::: DATASET EXTRACT :::

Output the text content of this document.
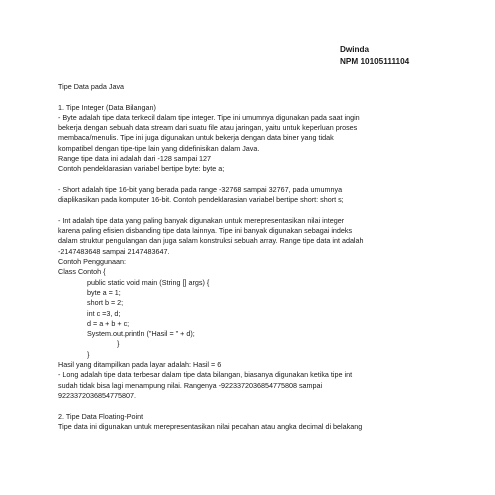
Dwinda
NPM 10105111104
Tipe Data pada Java
1. Tipe Integer (Data Bilangan)
- Byte adalah tipe data terkecil dalam tipe integer. Tipe ini umumnya digunakan pada saat ingin
bekerja dengan sebuah data stream dari suatu file atau jaringan, yaitu untuk keperluan proses
membaca/menulis. Tipe ini juga digunakan untuk bekerja dengan data biner yang tidak
kompatibel dengan tipe-tipe lain yang didefinisikan dalam Java.
Range tipe data ini adalah dari -128 sampai 127
Contoh pendeklarasian variabel bertipe byte: byte a;
- Short adalah tipe 16-bit yang berada pada range -32768 sampai 32767, pada umumnya
diaplikasikan pada komputer 16-bit. Contoh pendeklarasian variabel bertipe short: short s;
- Int adalah tipe data yang paling banyak digunakan untuk merepresentasikan nilai integer
karena paling efisien disbanding tipe data lainnya. Tipe ini banyak digunakan sebagai indeks
dalam struktur pengulangan dan juga salam konstruksi sebuah array. Range tipe data int adalah
-2147483648 sampai 2147483647.
Contoh Penggunaan:
Class Contoh {
public static void main (String [] args) {
byte a = 1;
short b = 2;
int c =3, d;
d = a + b + c;
System.out.println ("Hasil = " + d);
}
}
Hasil yang ditampilkan pada layar adalah: Hasil = 6
- Long adalah tipe data terbesar dalam tipe data bilangan, biasanya digunakan ketika tipe int
sudah tidak bisa lagi menampung nilai. Rangenya -9223372036854775808 sampai
9223372036854775807.
2. Tipe Data Floating-Point
Tipe data ini digunakan untuk merepresentasikan nilai pecahan atau angka decimal di belakang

:::

### BRIEF
Without including any picture, retype the entries exactly.

### OUTPUT FOR THIS TASK
Output the text content of this document.
Dwinda
NPM 10105111104
Tipe Data pada Java
1. Tipe Integer (Data Bilangan)
- Byte adalah tipe data terkecil dalam tipe integer. Tipe ini umumnya digunakan pada saat ingin
bekerja dengan sebuah data stream dari suatu file atau jaringan, yaitu untuk keperluan proses
membaca/menulis. Tipe ini juga digunakan untuk bekerja dengan data biner yang tidak
kompatibel dengan tipe-tipe lain yang didefinisikan dalam Java.
Range tipe data ini adalah dari -128 sampai 127
Contoh pendeklarasian variabel bertipe byte: byte a;
- Short adalah tipe 16-bit yang berada pada range -32768 sampai 32767, pada umumnya
diaplikasikan pada komputer 16-bit. Contoh pendeklarasian variabel bertipe short: short s;
- Int adalah tipe data yang paling banyak digunakan untuk merepresentasikan nilai integer
karena paling efisien disbanding tipe data lainnya. Tipe ini banyak digunakan sebagai indeks
dalam struktur pengulangan dan juga salam konstruksi sebuah array. Range tipe data int adalah
-2147483648 sampai 2147483647.
Contoh Penggunaan:
Class Contoh {
public static void main (String [] args) {
byte a = 1;
short b = 2;
int c =3, d;
d = a + b + c;
System.out.println ("Hasil = " + d);
}
}
Hasil yang ditampilkan pada layar adalah: Hasil = 6
- Long adalah tipe data terbesar dalam tipe data bilangan, biasanya digunakan ketika tipe int
sudah tidak bisa lagi menampung nilai. Rangenya -9223372036854775808 sampai
9223372036854775807.
2. Tipe Data Floating-Point
Tipe data ini digunakan untuk merepresentasikan nilai pecahan atau angka decimal di belakang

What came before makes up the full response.